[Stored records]
----

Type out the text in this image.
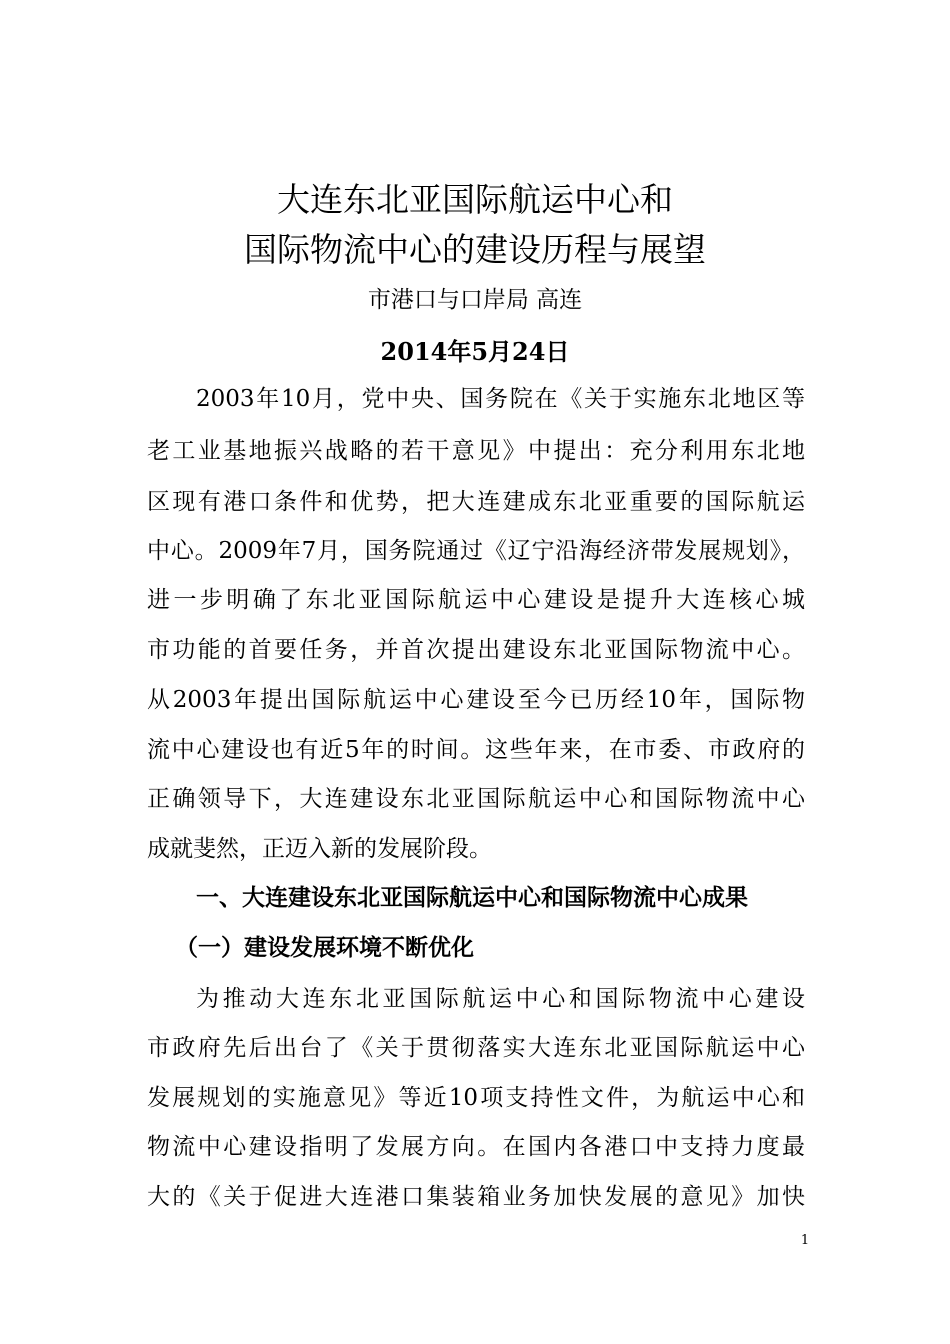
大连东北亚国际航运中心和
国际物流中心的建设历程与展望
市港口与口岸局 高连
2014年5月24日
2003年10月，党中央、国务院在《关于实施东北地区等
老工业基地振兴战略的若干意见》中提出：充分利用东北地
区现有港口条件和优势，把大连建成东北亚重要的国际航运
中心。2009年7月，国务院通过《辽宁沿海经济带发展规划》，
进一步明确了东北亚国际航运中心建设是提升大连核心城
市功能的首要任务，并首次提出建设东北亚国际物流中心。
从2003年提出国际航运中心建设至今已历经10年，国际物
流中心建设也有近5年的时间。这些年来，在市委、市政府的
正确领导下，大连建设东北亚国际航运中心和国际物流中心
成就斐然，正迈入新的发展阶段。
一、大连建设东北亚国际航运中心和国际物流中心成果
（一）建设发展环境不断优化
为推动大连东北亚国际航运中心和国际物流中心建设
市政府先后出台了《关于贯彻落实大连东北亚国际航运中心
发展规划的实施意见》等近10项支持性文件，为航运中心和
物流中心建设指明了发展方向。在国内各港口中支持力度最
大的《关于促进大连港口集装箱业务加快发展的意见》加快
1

----

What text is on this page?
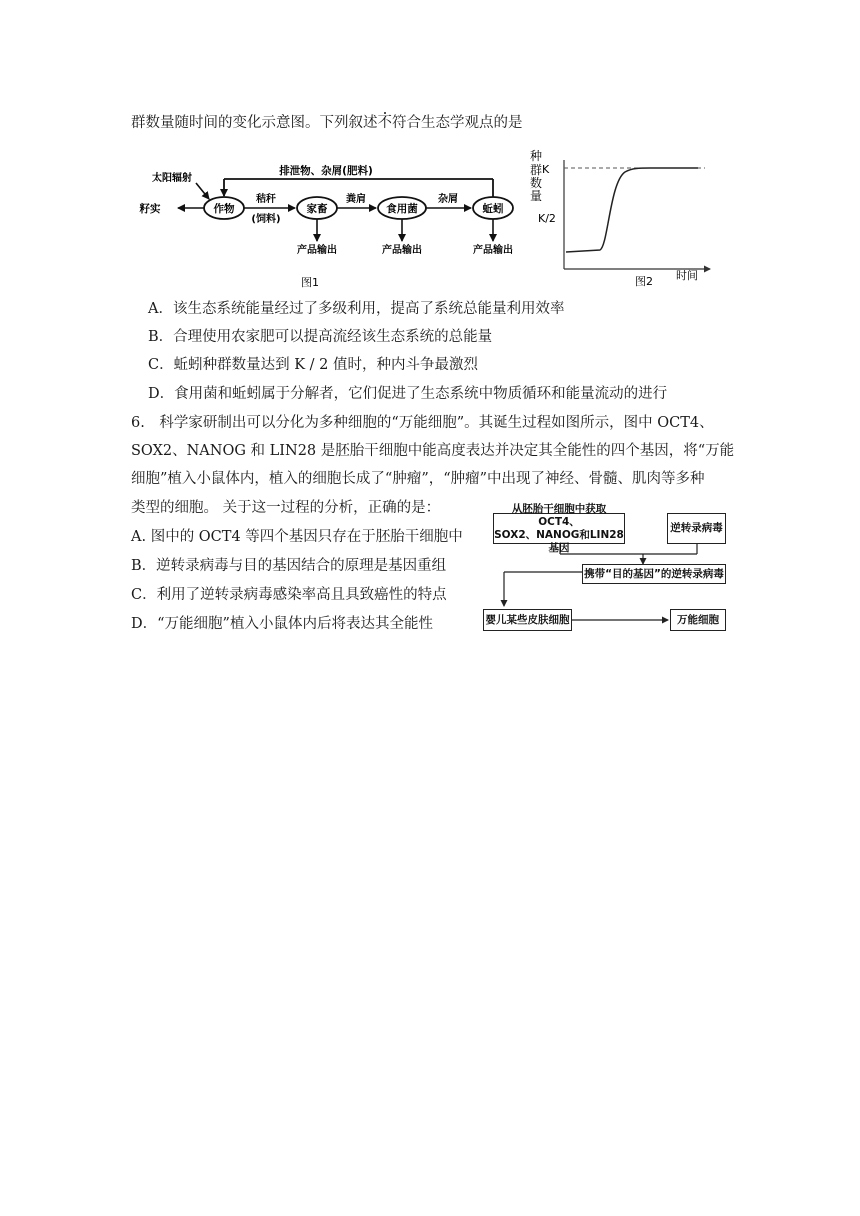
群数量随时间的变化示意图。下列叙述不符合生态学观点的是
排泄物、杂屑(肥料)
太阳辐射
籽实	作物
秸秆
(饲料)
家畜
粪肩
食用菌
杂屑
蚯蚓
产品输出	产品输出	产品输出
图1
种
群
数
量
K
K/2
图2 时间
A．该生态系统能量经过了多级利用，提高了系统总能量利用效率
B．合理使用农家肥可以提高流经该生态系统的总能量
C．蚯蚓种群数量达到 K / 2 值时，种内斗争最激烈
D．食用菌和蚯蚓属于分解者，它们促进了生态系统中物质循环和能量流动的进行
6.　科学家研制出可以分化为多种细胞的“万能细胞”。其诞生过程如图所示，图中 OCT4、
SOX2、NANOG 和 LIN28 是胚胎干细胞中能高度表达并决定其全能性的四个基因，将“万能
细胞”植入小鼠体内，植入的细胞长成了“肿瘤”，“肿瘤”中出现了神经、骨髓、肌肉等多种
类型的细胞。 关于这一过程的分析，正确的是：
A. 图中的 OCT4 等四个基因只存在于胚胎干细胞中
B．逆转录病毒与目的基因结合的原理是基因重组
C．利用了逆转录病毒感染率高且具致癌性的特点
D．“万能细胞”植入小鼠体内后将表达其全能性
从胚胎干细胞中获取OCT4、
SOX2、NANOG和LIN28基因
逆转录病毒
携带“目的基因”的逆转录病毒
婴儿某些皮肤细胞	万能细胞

----

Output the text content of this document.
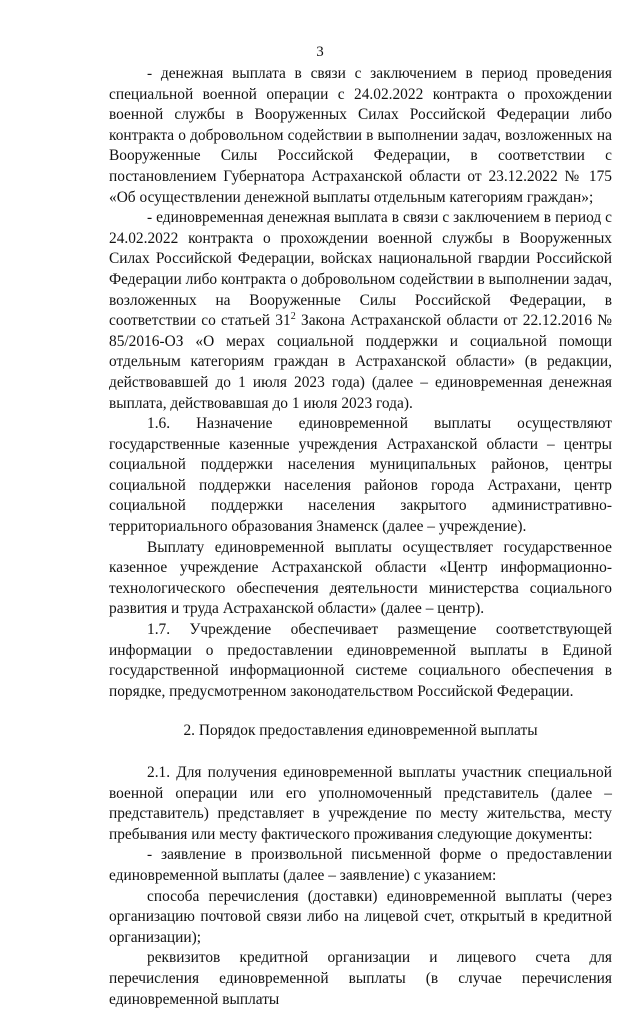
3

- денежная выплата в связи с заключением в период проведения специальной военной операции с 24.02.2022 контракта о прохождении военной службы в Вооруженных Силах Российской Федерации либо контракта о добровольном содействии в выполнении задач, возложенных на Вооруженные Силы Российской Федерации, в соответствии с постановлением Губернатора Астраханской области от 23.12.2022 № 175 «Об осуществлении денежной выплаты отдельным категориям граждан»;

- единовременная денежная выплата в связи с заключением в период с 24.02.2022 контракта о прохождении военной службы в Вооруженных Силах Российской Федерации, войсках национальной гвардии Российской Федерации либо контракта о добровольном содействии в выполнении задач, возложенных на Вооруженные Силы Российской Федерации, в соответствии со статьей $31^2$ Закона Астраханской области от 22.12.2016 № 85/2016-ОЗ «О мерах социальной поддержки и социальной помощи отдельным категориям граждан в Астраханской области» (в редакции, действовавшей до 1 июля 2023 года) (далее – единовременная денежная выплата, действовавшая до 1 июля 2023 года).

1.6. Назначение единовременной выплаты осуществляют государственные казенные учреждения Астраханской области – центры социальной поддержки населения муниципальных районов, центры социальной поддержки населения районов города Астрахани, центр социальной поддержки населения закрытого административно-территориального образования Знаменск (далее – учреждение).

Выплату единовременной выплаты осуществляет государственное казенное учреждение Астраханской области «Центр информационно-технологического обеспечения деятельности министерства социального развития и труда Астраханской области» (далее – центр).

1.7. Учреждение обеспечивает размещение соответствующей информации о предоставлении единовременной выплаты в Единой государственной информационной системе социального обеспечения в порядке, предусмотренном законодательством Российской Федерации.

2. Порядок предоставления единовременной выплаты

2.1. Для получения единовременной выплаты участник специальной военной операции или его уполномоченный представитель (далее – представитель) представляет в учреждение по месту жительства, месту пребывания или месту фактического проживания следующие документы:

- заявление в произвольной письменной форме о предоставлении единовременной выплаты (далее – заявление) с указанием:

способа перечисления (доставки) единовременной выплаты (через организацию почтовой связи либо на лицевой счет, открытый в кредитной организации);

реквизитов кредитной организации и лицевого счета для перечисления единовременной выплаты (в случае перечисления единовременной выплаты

----

■ What the exercise asks
Search the records for the word "кредитной". Copy every line that has it.

■ Exercise answer
способа перечисления (доставки) единовременной выплаты (через организацию почтовой связи либо на лицевой счет, открытый в кредитной организации);
реквизитов кредитной организации и лицевого счета для перечисления единовременной выплаты (в случае перечисления единовременной выплаты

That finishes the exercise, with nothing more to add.